» **WRITTEN INSTRUCTION**
Which lines hold the word "military"? Copy each of them.

Raw records:
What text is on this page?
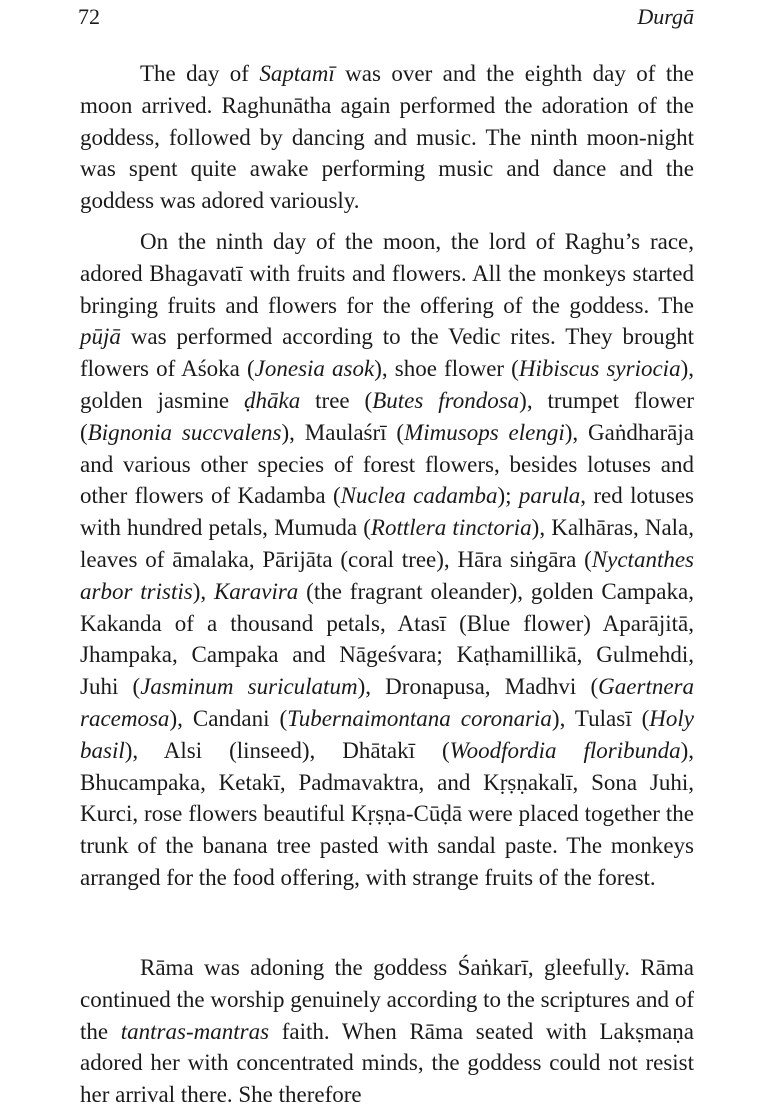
72	Durgā

The day of Saptamī was over and the eighth day of the moon arrived. Raghunātha again performed the adoration of the goddess, followed by dancing and music. The ninth moon-night was spent quite awake performing music and dance and the goddess was adored variously.

On the ninth day of the moon, the lord of Raghu’s race, adored Bhagavatī with fruits and flowers. All the monkeys started bringing fruits and flowers for the offering of the goddess. The pūjā was performed according to the Vedic rites. They brought flowers of Aśoka (Jonesia asok), shoe flower (Hibiscus syriocia), golden jasmine ḍhāka tree (Butes frondosa), trumpet flower (Bignonia succvalens), Maulaśrī (Mimusops elengi), Gaṅdharāja and various other species of forest flowers, besides lotuses and other flowers of Kadamba (Nuclea cadamba); parula, red lotuses with hundred petals, Mumuda (Rottlera tinctoria), Kalhāras, Nala, leaves of āmalaka, Pārijāta (coral tree), Hāra siṅgāra (Nyctanthes arbor tristis), Karavira (the fragrant oleander), golden Campaka, Kakanda of a thousand petals, Atasī (Blue flower) Aparājitā, Jhampaka, Campaka and Nāgeśvara; Kaṭhamillikā, Gulmehdi, Juhi (Jasminum suriculatum), Dronapusa, Madhvi (Gaertnera racemosa), Candani (Tubernaimontana coronaria), Tulasī (Holy basil), Alsi (linseed), Dhātakī (Woodfordia floribunda), Bhucampaka, Ketakī, Padmavaktra, and Kṛṣṇakalī, Sona Juhi, Kurci, rose flowers beautiful Kṛṣṇa-Cūḍā were placed together the trunk of the banana tree pasted with sandal paste. The monkeys arranged for the food offering, with strange fruits of the forest.

Rāma was adoning the goddess Śaṅkarī, gleefully. Rāma continued the worship genuinely according to the scriptures and of the tantras-mantras faith. When Rāma seated with Lakṣmaṇa adored her with concentrated minds, the goddess could not resist her arrival there. She therefore
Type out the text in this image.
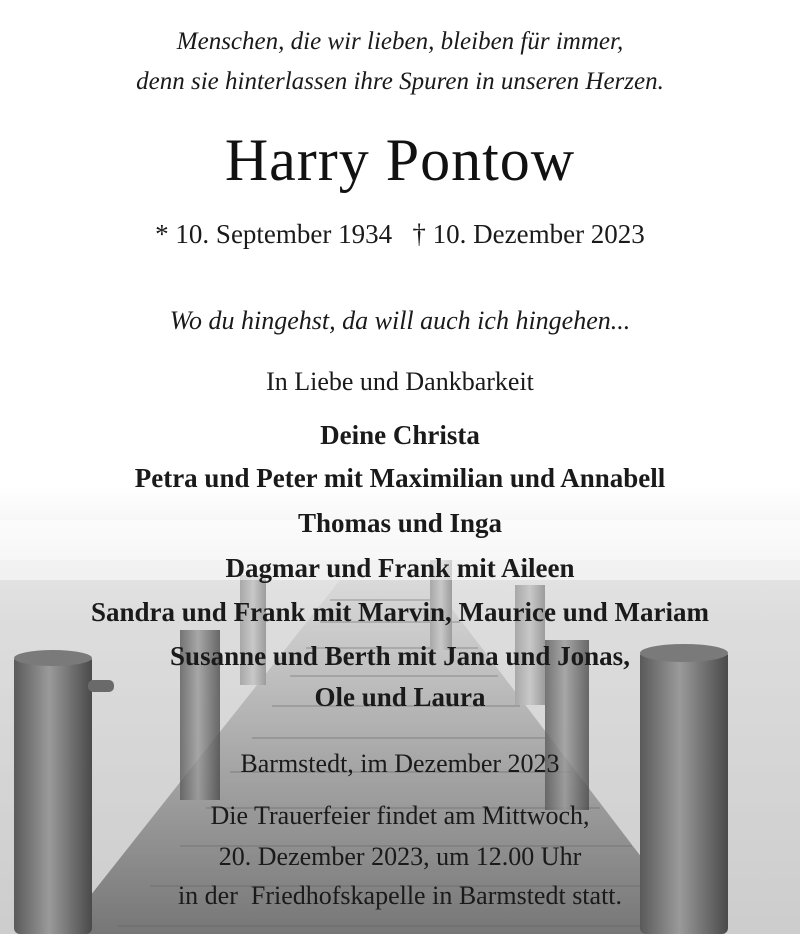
Menschen, die wir lieben, bleiben für immer,
denn sie hinterlassen ihre Spuren in unseren Herzen.
Harry Pontow
* 10. September 1934   † 10. Dezember 2023
Wo du hingehst, da will auch ich hingehen...
In Liebe und Dankbarkeit
Deine Christa
Petra und Peter mit Maximilian und Annabell
Thomas und Inga
Dagmar und Frank mit Aileen
Sandra und Frank mit Marvin, Maurice und Mariam
Susanne und Berth mit Jana und Jonas,
Ole und Laura
Barmstedt, im Dezember 2023
Die Trauerfeier findet am Mittwoch,
20. Dezember 2023, um 12.00 Uhr
in der  Friedhofskapelle in Barmstedt statt.
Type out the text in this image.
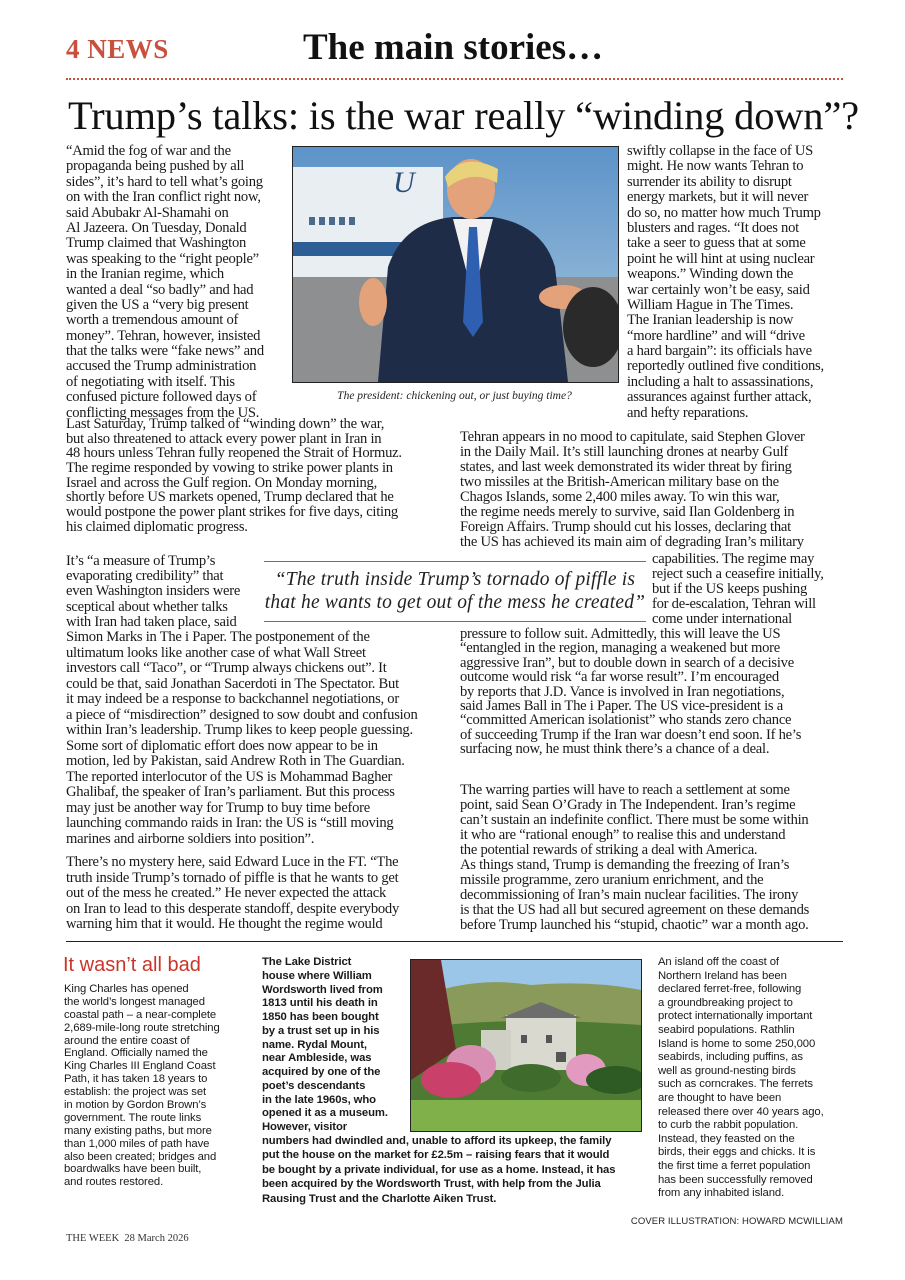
4 NEWS	The main stories…
Trump’s talks: is the war really “winding down”?
“Amid the fog of war and the
propaganda being pushed by all
sides”, it’s hard to tell what’s going
on with the Iran conflict right now,
said Abubakr Al-Shamahi on
Al Jazeera. On Tuesday, Donald
Trump claimed that Washington
was speaking to the “right people”
in the Iranian regime, which
wanted a deal “so badly” and had
given the US a “very big present
worth a tremendous amount of
money”. Tehran, however, insisted
that the talks were “fake news” and
accused the Trump administration
of negotiating with itself. This
confused picture followed days of
conflicting messages from the US.
U
The president: chickening out, or just buying time?
swiftly collapse in the face of US
might. He now wants Tehran to
surrender its ability to disrupt
energy markets, but it will never
do so, no matter how much Trump
blusters and rages. “It does not
take a seer to guess that at some
point he will hint at using nuclear
weapons.” Winding down the
war certainly won’t be easy, said
William Hague in The Times.
The Iranian leadership is now
“more hardline” and will “drive
a hard bargain”: its officials have
reportedly outlined five conditions,
including a halt to assassinations,
assurances against further attack,
and hefty reparations.
Last Saturday, Trump talked of “winding down” the war,
but also threatened to attack every power plant in Iran in
48 hours unless Tehran fully reopened the Strait of Hormuz.
The regime responded by vowing to strike power plants in
Israel and across the Gulf region. On Monday morning,
shortly before US markets opened, Trump declared that he
would postpone the power plant strikes for five days, citing
his claimed diplomatic progress.
Tehran appears in no mood to capitulate, said Stephen Glover
in the Daily Mail. It’s still launching drones at nearby Gulf
states, and last week demonstrated its wider threat by firing
two missiles at the British-American military base on the
Chagos Islands, some 2,400 miles away. To win this war,
the regime needs merely to survive, said Ilan Goldenberg in
Foreign Affairs. Trump should cut his losses, declaring that
the US has achieved its main aim of degrading Iran’s military
capabilities. The regime may
reject such a ceasefire initially,
but if the US keeps pushing
for de-escalation, Tehran will
come under international
“The truth inside Trump’s tornado of piffle is
that he wants to get out of the mess he created”
It’s “a measure of Trump’s
evaporating credibility” that
even Washington insiders were
sceptical about whether talks
with Iran had taken place, said
Simon Marks in The i Paper. The postponement of the
ultimatum looks like another case of what Wall Street
investors call “Taco”, or “Trump always chickens out”. It
could be that, said Jonathan Sacerdoti in The Spectator. But
it may indeed be a response to backchannel negotiations, or
a piece of “misdirection” designed to sow doubt and confusion
within Iran’s leadership. Trump likes to keep people guessing.
Some sort of diplomatic effort does now appear to be in
motion, led by Pakistan, said Andrew Roth in The Guardian.
The reported interlocutor of the US is Mohammad Bagher
Ghalibaf, the speaker of Iran’s parliament. But this process
may just be another way for Trump to buy time before
launching commando raids in Iran: the US is “still moving
marines and airborne soldiers into position”.
pressure to follow suit. Admittedly, this will leave the US
“entangled in the region, managing a weakened but more
aggressive Iran”, but to double down in search of a decisive
outcome would risk “a far worse result”. I’m encouraged
by reports that J.D. Vance is involved in Iran negotiations,
said James Ball in The i Paper. The US vice-president is a
“committed American isolationist” who stands zero chance
of succeeding Trump if the Iran war doesn’t end soon. If he’s
surfacing now, he must think there’s a chance of a deal.
The warring parties will have to reach a settlement at some
point, said Sean O’Grady in The Independent. Iran’s regime
can’t sustain an indefinite conflict. There must be some within
it who are “rational enough” to realise this and understand
the potential rewards of striking a deal with America.
As things stand, Trump is demanding the freezing of Iran’s
missile programme, zero uranium enrichment, and the
decommissioning of Iran’s main nuclear facilities. The irony
is that the US had all but secured agreement on these demands
before Trump launched his “stupid, chaotic” war a month ago.
There’s no mystery here, said Edward Luce in the FT. “The
truth inside Trump’s tornado of piffle is that he wants to get
out of the mess he created.” He never expected the attack
on Iran to lead to this desperate standoff, despite everybody
warning him that it would. He thought the regime would
It wasn’t all bad
King Charles has opened
the world’s longest managed
coastal path – a near-complete
2,689-mile-long route stretching
around the entire coast of
England. Officially named the
King Charles III England Coast
Path, it has taken 18 years to
establish: the project was set
in motion by Gordon Brown’s
government. The route links
many existing paths, but more
than 1,000 miles of path have
also been created; bridges and
boardwalks have been built,
and routes restored.
The Lake District
house where William
Wordsworth lived from
1813 until his death in
1850 has been bought
by a trust set up in his
name. Rydal Mount,
near Ambleside, was
acquired by one of the
poet’s descendants
in the late 1960s, who
opened it as a museum.
However, visitor
numbers had dwindled and, unable to afford its upkeep, the family
put the house on the market for £2.5m – raising fears that it would
be bought by a private individual, for use as a home. Instead, it has
been acquired by the Wordsworth Trust, with help from the Julia
Rausing Trust and the Charlotte Aiken Trust.
An island off the coast of
Northern Ireland has been
declared ferret-free, following
a groundbreaking project to
protect internationally important
seabird populations. Rathlin
Island is home to some 250,000
seabirds, including puffins, as
well as ground-nesting birds
such as corncrakes. The ferrets
are thought to have been
released there over 40 years ago,
to curb the rabbit population.
Instead, they feasted on the
birds, their eggs and chicks. It is
the first time a ferret population
has been successfully removed
from any inhabited island.
COVER ILLUSTRATION: HOWARD MCWILLIAM
THE WEEK 28 March 2026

» **TASK ANSWER**
two missiles at the British-American military base on the
the US has achieved its main aim of degrading Iran’s military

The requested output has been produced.